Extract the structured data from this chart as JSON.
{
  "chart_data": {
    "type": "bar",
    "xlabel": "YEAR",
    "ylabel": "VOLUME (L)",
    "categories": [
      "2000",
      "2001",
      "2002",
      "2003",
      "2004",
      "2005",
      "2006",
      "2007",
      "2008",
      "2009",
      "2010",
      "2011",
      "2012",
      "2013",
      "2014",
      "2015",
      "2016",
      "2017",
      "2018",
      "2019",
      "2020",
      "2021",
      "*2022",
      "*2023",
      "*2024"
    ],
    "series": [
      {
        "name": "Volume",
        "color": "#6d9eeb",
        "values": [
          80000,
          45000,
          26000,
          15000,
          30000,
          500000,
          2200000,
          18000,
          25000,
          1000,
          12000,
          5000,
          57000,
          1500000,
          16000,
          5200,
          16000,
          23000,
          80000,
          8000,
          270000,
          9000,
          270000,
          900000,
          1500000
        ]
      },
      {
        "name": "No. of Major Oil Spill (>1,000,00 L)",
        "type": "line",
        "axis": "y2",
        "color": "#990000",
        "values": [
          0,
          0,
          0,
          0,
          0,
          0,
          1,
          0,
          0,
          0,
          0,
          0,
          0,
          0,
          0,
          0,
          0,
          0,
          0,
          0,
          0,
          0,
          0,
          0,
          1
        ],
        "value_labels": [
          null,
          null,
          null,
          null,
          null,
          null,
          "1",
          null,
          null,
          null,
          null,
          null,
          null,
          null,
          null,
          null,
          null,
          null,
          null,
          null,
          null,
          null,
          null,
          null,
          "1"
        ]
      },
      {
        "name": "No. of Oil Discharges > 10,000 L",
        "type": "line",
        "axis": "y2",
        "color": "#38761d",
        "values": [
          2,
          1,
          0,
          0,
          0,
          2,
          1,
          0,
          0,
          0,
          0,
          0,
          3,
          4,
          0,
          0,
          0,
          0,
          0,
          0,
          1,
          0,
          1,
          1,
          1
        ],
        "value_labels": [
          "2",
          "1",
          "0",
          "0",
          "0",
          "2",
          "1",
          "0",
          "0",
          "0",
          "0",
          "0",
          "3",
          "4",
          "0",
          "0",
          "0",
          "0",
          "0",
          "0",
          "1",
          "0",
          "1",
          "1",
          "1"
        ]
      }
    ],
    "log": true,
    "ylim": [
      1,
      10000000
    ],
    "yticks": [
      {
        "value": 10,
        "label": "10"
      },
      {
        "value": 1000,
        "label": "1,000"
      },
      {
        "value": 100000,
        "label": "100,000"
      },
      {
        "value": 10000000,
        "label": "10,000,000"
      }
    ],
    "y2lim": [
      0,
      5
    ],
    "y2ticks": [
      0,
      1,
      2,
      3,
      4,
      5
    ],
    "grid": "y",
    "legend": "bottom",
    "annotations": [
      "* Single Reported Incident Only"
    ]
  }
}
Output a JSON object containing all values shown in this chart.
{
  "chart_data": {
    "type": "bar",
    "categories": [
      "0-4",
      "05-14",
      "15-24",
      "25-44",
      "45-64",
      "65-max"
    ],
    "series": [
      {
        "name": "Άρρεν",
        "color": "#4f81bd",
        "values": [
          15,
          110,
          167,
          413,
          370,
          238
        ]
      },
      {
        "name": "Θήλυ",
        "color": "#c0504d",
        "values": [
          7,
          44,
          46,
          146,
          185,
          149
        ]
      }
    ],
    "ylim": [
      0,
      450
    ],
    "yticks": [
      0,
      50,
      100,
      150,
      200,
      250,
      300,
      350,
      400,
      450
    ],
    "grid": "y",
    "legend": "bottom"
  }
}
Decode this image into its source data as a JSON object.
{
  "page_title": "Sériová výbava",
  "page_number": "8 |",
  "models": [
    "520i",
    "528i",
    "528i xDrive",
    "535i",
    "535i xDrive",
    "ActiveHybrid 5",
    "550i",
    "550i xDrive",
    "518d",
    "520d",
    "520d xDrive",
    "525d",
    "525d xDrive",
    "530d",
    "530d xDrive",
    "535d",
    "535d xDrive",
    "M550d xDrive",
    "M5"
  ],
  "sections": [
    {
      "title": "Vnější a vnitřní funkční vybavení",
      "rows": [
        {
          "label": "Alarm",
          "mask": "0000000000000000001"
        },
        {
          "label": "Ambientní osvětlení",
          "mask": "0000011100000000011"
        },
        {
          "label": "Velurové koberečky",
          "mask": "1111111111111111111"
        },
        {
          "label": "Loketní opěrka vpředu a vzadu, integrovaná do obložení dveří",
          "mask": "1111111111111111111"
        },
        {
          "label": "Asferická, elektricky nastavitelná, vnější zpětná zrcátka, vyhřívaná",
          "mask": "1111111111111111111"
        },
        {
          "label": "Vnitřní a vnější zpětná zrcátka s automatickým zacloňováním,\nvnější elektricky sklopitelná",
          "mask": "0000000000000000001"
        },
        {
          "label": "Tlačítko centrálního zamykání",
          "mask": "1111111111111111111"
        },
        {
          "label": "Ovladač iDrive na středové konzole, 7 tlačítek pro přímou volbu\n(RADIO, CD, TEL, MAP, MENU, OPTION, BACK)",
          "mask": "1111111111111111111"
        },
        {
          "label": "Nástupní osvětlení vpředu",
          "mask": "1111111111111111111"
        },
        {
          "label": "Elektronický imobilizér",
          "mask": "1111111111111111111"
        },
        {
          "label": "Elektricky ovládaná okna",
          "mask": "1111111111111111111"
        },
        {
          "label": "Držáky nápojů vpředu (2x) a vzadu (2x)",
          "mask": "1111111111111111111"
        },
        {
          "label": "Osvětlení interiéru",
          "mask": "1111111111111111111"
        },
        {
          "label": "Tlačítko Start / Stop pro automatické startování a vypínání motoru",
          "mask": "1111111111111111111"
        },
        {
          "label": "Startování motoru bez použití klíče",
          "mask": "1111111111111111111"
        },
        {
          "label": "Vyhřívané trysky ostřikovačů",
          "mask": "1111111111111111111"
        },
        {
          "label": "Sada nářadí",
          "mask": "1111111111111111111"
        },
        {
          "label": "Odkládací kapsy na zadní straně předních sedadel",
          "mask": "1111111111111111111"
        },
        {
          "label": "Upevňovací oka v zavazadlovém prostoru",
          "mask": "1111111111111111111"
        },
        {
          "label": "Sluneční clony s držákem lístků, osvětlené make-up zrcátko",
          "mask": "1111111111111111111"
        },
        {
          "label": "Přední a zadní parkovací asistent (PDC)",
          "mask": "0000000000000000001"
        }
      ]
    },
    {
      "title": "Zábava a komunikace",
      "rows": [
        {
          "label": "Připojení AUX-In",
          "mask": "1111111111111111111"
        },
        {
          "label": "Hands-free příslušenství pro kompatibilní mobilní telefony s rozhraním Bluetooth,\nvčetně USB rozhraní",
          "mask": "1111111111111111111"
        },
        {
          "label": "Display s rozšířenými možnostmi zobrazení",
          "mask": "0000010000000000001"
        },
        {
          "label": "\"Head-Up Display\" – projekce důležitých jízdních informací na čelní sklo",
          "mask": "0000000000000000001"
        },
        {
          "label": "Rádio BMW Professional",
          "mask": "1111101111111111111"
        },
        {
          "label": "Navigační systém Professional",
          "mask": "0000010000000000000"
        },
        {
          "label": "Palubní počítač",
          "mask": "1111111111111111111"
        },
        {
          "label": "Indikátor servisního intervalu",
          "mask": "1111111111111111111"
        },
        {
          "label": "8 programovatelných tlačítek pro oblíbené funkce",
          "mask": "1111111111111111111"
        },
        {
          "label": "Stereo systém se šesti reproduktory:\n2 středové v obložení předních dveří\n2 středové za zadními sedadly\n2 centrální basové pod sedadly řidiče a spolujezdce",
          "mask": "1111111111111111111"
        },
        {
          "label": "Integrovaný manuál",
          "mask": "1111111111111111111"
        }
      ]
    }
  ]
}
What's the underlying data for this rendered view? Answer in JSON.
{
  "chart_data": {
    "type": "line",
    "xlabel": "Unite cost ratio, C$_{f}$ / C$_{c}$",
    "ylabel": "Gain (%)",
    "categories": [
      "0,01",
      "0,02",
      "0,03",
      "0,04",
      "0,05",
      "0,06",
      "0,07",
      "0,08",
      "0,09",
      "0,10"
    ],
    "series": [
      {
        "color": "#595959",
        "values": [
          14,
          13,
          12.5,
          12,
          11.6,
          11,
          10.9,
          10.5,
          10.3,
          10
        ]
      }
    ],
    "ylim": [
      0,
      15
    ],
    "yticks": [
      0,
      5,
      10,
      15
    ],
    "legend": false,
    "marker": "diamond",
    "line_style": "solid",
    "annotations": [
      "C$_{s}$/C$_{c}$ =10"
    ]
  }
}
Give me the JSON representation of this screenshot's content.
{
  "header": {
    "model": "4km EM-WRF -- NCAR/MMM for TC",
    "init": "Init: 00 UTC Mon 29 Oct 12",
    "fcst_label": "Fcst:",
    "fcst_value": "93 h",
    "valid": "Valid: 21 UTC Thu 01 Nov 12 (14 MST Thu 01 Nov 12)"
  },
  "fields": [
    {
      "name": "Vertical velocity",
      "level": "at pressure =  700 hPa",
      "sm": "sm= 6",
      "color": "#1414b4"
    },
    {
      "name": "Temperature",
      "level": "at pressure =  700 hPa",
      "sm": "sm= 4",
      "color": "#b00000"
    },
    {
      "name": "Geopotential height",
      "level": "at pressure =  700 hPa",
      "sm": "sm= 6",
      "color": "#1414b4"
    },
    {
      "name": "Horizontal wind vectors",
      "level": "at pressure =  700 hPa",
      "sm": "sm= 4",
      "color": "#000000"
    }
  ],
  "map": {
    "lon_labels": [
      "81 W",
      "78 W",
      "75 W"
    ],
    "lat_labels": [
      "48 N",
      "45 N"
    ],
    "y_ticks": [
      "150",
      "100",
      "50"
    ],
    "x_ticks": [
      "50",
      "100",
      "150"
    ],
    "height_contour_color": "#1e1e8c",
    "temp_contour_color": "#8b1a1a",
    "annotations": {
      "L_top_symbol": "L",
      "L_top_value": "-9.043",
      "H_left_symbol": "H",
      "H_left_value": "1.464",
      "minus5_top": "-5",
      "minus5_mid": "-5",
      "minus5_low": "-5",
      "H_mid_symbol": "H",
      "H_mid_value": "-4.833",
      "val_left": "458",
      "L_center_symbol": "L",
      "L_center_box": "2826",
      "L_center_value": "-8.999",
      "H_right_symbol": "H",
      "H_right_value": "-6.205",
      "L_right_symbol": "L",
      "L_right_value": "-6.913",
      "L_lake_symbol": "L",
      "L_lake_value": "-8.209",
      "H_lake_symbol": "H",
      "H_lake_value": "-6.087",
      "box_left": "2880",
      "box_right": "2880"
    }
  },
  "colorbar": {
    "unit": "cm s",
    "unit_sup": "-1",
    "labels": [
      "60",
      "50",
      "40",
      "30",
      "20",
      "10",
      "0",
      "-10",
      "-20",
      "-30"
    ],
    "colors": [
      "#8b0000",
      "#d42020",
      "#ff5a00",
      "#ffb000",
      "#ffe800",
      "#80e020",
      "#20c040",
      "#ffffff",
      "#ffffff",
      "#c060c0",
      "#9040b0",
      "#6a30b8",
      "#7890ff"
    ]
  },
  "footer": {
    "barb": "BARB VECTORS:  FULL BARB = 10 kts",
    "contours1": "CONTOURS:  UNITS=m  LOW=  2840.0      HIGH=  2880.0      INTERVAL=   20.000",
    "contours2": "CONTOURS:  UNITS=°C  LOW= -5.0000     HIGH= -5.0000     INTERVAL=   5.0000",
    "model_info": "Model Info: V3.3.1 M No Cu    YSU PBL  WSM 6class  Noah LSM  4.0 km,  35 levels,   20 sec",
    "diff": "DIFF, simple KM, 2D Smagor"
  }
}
________________________
# Problem details
Pick out the lines above that hold the string "xlabel" and show them.

# Problem solution
    "xlabel": "YEAR",
    "xlabel": "Unite cost ratio, C$_{f}$ / C$_{c}$",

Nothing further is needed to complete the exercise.